## REQUEST
Below are some records; retype all of them exactly.

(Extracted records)

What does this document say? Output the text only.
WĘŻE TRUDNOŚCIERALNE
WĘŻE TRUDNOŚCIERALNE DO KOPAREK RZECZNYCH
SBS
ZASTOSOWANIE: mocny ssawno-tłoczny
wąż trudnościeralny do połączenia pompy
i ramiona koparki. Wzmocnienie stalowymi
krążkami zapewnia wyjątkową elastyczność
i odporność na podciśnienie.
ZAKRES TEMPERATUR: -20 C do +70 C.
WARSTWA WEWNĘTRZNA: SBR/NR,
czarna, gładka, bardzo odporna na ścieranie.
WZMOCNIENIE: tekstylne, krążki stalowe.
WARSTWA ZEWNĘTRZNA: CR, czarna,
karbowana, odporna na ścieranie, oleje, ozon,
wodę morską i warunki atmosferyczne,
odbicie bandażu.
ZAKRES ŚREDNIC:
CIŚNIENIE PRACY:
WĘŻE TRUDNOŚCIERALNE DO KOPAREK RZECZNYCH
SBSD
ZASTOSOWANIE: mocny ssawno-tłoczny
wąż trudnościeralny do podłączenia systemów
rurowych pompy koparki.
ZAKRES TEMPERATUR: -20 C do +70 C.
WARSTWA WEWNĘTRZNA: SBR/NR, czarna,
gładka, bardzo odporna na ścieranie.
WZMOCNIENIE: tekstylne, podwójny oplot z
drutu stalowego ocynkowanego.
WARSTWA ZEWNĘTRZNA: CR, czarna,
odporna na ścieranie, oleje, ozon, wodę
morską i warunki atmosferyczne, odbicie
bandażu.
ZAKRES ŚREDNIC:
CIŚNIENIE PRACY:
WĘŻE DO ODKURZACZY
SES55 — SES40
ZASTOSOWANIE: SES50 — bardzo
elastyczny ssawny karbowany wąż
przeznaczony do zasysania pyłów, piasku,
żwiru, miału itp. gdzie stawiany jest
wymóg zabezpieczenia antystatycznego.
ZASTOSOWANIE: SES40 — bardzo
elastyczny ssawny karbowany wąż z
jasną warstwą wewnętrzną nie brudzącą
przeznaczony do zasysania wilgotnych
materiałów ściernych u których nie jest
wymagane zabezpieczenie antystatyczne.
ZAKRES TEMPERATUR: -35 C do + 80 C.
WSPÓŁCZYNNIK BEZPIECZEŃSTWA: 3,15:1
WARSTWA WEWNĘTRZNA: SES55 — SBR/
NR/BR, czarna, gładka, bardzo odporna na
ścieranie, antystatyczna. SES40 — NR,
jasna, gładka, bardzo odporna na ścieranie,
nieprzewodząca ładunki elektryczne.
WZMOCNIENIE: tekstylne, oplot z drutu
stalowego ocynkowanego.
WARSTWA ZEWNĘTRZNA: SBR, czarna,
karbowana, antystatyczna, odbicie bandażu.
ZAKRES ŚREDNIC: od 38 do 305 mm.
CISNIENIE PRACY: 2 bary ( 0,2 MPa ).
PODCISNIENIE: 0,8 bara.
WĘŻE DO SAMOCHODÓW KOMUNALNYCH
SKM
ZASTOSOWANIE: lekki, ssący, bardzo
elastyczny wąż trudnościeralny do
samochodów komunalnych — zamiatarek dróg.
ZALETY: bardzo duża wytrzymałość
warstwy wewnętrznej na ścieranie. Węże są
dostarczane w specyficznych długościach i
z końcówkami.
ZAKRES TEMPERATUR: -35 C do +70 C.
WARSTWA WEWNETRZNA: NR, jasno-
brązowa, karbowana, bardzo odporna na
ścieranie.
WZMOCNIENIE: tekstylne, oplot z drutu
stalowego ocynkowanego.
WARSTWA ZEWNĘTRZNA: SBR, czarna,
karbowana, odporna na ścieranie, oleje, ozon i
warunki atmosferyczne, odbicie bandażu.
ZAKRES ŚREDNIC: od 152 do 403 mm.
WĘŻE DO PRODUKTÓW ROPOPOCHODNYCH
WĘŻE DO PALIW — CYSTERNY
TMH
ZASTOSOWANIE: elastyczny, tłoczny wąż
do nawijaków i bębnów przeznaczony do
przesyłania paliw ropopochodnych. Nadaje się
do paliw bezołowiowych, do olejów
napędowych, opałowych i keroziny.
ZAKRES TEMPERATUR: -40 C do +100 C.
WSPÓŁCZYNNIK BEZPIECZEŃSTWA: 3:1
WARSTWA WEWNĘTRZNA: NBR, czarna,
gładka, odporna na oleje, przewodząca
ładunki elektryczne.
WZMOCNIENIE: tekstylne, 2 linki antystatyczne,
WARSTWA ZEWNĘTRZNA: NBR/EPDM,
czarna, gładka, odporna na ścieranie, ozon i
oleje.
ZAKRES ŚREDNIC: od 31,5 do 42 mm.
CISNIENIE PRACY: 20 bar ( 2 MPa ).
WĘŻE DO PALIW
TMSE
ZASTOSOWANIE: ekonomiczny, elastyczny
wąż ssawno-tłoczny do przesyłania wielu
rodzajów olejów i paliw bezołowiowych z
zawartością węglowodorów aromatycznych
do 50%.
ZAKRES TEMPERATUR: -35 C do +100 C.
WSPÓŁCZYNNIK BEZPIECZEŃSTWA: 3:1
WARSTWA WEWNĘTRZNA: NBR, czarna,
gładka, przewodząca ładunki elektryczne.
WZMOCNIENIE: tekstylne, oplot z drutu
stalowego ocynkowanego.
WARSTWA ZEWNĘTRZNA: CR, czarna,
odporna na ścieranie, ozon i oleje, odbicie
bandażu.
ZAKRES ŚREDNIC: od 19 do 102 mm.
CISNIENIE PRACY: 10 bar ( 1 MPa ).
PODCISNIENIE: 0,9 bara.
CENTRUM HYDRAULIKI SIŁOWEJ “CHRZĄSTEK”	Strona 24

## TASK SOLUTION
What does this document say? Output the text only.
WĘŻE TRUDNOŚCIERALNE
WĘŻE TRUDNOŚCIERALNE DO KOPAREK RZECZNYCH
SBS
ZASTOSOWANIE: mocny ssawno-tłoczny
wąż trudnościeralny do połączenia pompy
i ramiona koparki. Wzmocnienie stalowymi
krążkami zapewnia wyjątkową elastyczność
i odporność na podciśnienie.
ZAKRES TEMPERATUR: -20 C do +70 C.
WARSTWA WEWNĘTRZNA: SBR/NR,
czarna, gładka, bardzo odporna na ścieranie.
WZMOCNIENIE: tekstylne, krążki stalowe.
WARSTWA ZEWNĘTRZNA: CR, czarna,
karbowana, odporna na ścieranie, oleje, ozon,
wodę morską i warunki atmosferyczne,
odbicie bandażu.
ZAKRES ŚREDNIC:
CIŚNIENIE PRACY:
WĘŻE TRUDNOŚCIERALNE DO KOPAREK RZECZNYCH
SBSD
ZASTOSOWANIE: mocny ssawno-tłoczny
wąż trudnościeralny do podłączenia systemów
rurowych pompy koparki.
ZAKRES TEMPERATUR: -20 C do +70 C.
WARSTWA WEWNĘTRZNA: SBR/NR, czarna,
gładka, bardzo odporna na ścieranie.
WZMOCNIENIE: tekstylne, podwójny oplot z
drutu stalowego ocynkowanego.
WARSTWA ZEWNĘTRZNA: CR, czarna,
odporna na ścieranie, oleje, ozon, wodę
morską i warunki atmosferyczne, odbicie
bandażu.
ZAKRES ŚREDNIC:
CIŚNIENIE PRACY:
WĘŻE DO ODKURZACZY
SES55 — SES40
ZASTOSOWANIE: SES50 — bardzo
elastyczny ssawny karbowany wąż
przeznaczony do zasysania pyłów, piasku,
żwiru, miału itp. gdzie stawiany jest
wymóg zabezpieczenia antystatycznego.
ZASTOSOWANIE: SES40 — bardzo
elastyczny ssawny karbowany wąż z
jasną warstwą wewnętrzną nie brudzącą
przeznaczony do zasysania wilgotnych
materiałów ściernych u których nie jest
wymagane zabezpieczenie antystatyczne.
ZAKRES TEMPERATUR: -35 C do + 80 C.
WSPÓŁCZYNNIK BEZPIECZEŃSTWA: 3,15:1
WARSTWA WEWNĘTRZNA: SES55 — SBR/
NR/BR, czarna, gładka, bardzo odporna na
ścieranie, antystatyczna. SES40 — NR,
jasna, gładka, bardzo odporna na ścieranie,
nieprzewodząca ładunki elektryczne.
WZMOCNIENIE: tekstylne, oplot z drutu
stalowego ocynkowanego.
WARSTWA ZEWNĘTRZNA: SBR, czarna,
karbowana, antystatyczna, odbicie bandażu.
ZAKRES ŚREDNIC: od 38 do 305 mm.
CISNIENIE PRACY: 2 bary ( 0,2 MPa ).
PODCISNIENIE: 0,8 bara.
WĘŻE DO SAMOCHODÓW KOMUNALNYCH
SKM
ZASTOSOWANIE: lekki, ssący, bardzo
elastyczny wąż trudnościeralny do
samochodów komunalnych — zamiatarek dróg.
ZALETY: bardzo duża wytrzymałość
warstwy wewnętrznej na ścieranie. Węże są
dostarczane w specyficznych długościach i
z końcówkami.
ZAKRES TEMPERATUR: -35 C do +70 C.
WARSTWA WEWNETRZNA: NR, jasno-
brązowa, karbowana, bardzo odporna na
ścieranie.
WZMOCNIENIE: tekstylne, oplot z drutu
stalowego ocynkowanego.
WARSTWA ZEWNĘTRZNA: SBR, czarna,
karbowana, odporna na ścieranie, oleje, ozon i
warunki atmosferyczne, odbicie bandażu.
ZAKRES ŚREDNIC: od 152 do 403 mm.
WĘŻE DO PRODUKTÓW ROPOPOCHODNYCH
WĘŻE DO PALIW — CYSTERNY
TMH
ZASTOSOWANIE: elastyczny, tłoczny wąż
do nawijaków i bębnów przeznaczony do
przesyłania paliw ropopochodnych. Nadaje się
do paliw bezołowiowych, do olejów
napędowych, opałowych i keroziny.
ZAKRES TEMPERATUR: -40 C do +100 C.
WSPÓŁCZYNNIK BEZPIECZEŃSTWA: 3:1
WARSTWA WEWNĘTRZNA: NBR, czarna,
gładka, odporna na oleje, przewodząca
ładunki elektryczne.
WZMOCNIENIE: tekstylne, 2 linki antystatyczne,
WARSTWA ZEWNĘTRZNA: NBR/EPDM,
czarna, gładka, odporna na ścieranie, ozon i
oleje.
ZAKRES ŚREDNIC: od 31,5 do 42 mm.
CISNIENIE PRACY: 20 bar ( 2 MPa ).
WĘŻE DO PALIW
TMSE
ZASTOSOWANIE: ekonomiczny, elastyczny
wąż ssawno-tłoczny do przesyłania wielu
rodzajów olejów i paliw bezołowiowych z
zawartością węglowodorów aromatycznych
do 50%.
ZAKRES TEMPERATUR: -35 C do +100 C.
WSPÓŁCZYNNIK BEZPIECZEŃSTWA: 3:1
WARSTWA WEWNĘTRZNA: NBR, czarna,
gładka, przewodząca ładunki elektryczne.
WZMOCNIENIE: tekstylne, oplot z drutu
stalowego ocynkowanego.
WARSTWA ZEWNĘTRZNA: CR, czarna,
odporna na ścieranie, ozon i oleje, odbicie
bandażu.
ZAKRES ŚREDNIC: od 19 do 102 mm.
CISNIENIE PRACY: 10 bar ( 1 MPa ).
PODCISNIENIE: 0,9 bara.
CENTRUM HYDRAULIKI SIŁOWEJ “CHRZĄSTEK”	Strona 24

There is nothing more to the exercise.